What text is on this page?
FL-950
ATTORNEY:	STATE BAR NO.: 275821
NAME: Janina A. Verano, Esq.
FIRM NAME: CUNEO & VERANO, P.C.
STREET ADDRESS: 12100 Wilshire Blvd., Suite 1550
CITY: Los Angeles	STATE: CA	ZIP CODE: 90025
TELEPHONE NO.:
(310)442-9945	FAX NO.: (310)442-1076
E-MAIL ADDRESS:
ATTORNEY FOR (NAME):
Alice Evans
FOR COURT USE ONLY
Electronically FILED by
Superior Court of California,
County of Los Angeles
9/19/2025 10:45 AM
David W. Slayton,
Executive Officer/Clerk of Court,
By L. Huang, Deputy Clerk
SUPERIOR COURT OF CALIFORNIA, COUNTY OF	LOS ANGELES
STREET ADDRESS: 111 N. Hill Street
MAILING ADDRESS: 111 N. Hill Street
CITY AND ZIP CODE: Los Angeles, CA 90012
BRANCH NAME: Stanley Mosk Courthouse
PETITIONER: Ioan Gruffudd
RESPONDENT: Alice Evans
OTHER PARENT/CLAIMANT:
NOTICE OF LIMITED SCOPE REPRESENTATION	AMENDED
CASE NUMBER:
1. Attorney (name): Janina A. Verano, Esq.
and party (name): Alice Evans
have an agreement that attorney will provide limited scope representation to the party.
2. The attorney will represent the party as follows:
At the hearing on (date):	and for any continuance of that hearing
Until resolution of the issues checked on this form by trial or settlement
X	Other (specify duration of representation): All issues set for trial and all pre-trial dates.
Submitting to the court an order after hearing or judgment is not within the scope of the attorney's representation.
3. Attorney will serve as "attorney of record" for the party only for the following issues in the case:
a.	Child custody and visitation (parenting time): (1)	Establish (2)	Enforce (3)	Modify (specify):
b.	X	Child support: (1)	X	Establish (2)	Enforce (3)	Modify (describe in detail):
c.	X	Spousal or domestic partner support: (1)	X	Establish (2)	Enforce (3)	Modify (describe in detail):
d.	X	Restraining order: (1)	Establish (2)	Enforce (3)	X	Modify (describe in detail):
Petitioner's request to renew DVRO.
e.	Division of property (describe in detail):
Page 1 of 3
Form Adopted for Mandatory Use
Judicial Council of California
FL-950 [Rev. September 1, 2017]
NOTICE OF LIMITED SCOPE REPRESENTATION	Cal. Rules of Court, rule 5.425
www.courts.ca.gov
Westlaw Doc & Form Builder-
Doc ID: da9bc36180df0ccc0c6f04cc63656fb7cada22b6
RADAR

········

Extract all of the data exactly as written.

Written solution ::
What text is on this page?
FL-950
ATTORNEY:	STATE BAR NO.: 275821
NAME: Janina A. Verano, Esq.
FIRM NAME: CUNEO & VERANO, P.C.
STREET ADDRESS: 12100 Wilshire Blvd., Suite 1550
CITY: Los Angeles	STATE: CA	ZIP CODE: 90025
TELEPHONE NO.:
(310)442-9945	FAX NO.: (310)442-1076
E-MAIL ADDRESS:
ATTORNEY FOR (NAME):
Alice Evans
FOR COURT USE ONLY
Electronically FILED by
Superior Court of California,
County of Los Angeles
9/19/2025 10:45 AM
David W. Slayton,
Executive Officer/Clerk of Court,
By L. Huang, Deputy Clerk
SUPERIOR COURT OF CALIFORNIA, COUNTY OF	LOS ANGELES
STREET ADDRESS: 111 N. Hill Street
MAILING ADDRESS: 111 N. Hill Street
CITY AND ZIP CODE: Los Angeles, CA 90012
BRANCH NAME: Stanley Mosk Courthouse
PETITIONER: Ioan Gruffudd
RESPONDENT: Alice Evans
OTHER PARENT/CLAIMANT:
NOTICE OF LIMITED SCOPE REPRESENTATION	AMENDED
CASE NUMBER:
1. Attorney (name): Janina A. Verano, Esq.
and party (name): Alice Evans
have an agreement that attorney will provide limited scope representation to the party.
2. The attorney will represent the party as follows:
At the hearing on (date):	and for any continuance of that hearing
Until resolution of the issues checked on this form by trial or settlement
X	Other (specify duration of representation): All issues set for trial and all pre-trial dates.
Submitting to the court an order after hearing or judgment is not within the scope of the attorney's representation.
3. Attorney will serve as "attorney of record" for the party only for the following issues in the case:
a.	Child custody and visitation (parenting time): (1)	Establish (2)	Enforce (3)	Modify (specify):
b.	X	Child support: (1)	X	Establish (2)	Enforce (3)	Modify (describe in detail):
c.	X	Spousal or domestic partner support: (1)	X	Establish (2)	Enforce (3)	Modify (describe in detail):
d.	X	Restraining order: (1)	Establish (2)	Enforce (3)	X	Modify (describe in detail):
Petitioner's request to renew DVRO.
e.	Division of property (describe in detail):
Page 1 of 3
Form Adopted for Mandatory Use
Judicial Council of California
FL-950 [Rev. September 1, 2017]
NOTICE OF LIMITED SCOPE REPRESENTATION	Cal. Rules of Court, rule 5.425
www.courts.ca.gov
Westlaw Doc & Form Builder-
Doc ID: da9bc36180df0ccc0c6f04cc63656fb7cada22b6
RADAR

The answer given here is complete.